#### Written task:
Your task is to repeat the entries exactly. Leave the pictures out.

-- Start --

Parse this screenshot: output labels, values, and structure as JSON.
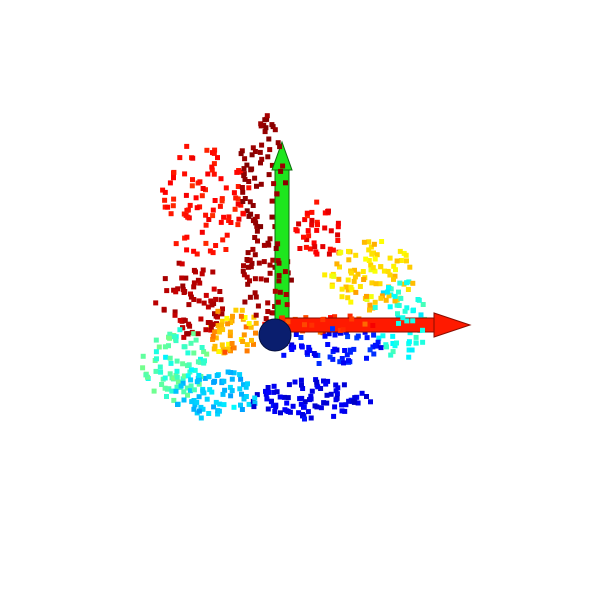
{
  "scene": {
    "background": "#ffffff",
    "point_count": 900,
    "point_colormap": "jet",
    "colors": {
      "axis_x": "#ff1a00",
      "axis_y": "#1ee61e",
      "origin_sphere": "#0a1e6e"
    },
    "icons": {
      "axis_x": "arrow-right-icon",
      "axis_y": "arrow-up-icon",
      "origin": "sphere-icon"
    }
  }
}
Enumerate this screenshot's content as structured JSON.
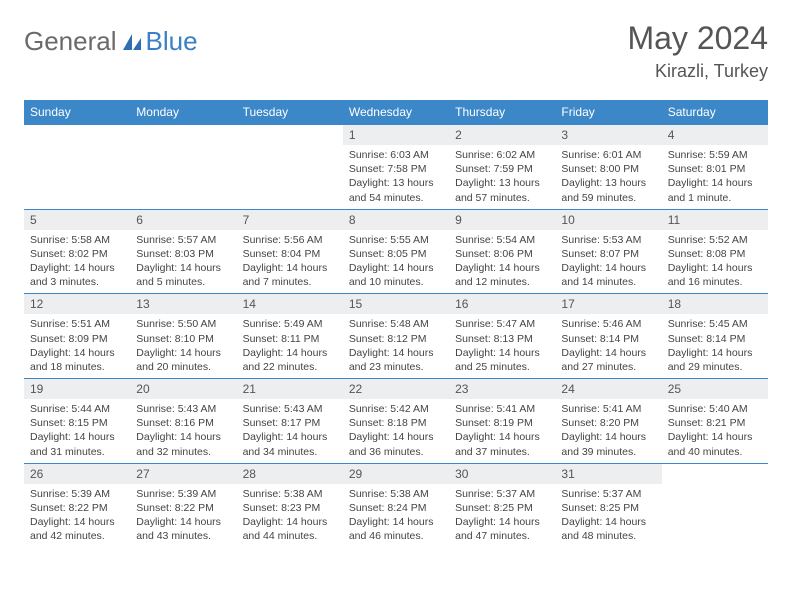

-- End --

#### Expected answer:
Parse this screenshot: output labels, values, and structure as JSON.
{
  "scene": {
    "background": "#ffffff",
    "point_count": 900,
    "point_colormap": "jet",
    "colors": {
      "axis_x": "#ff1a00",
      "axis_y": "#1ee61e",
      "origin_sphere": "#0a1e6e"
    },
    "icons": {
      "axis_x": "arrow-right-icon",
      "axis_y": "arrow-up-icon",
      "origin": "sphere-icon"
    }
  }
}
Enumerate this screenshot's content as structured JSON.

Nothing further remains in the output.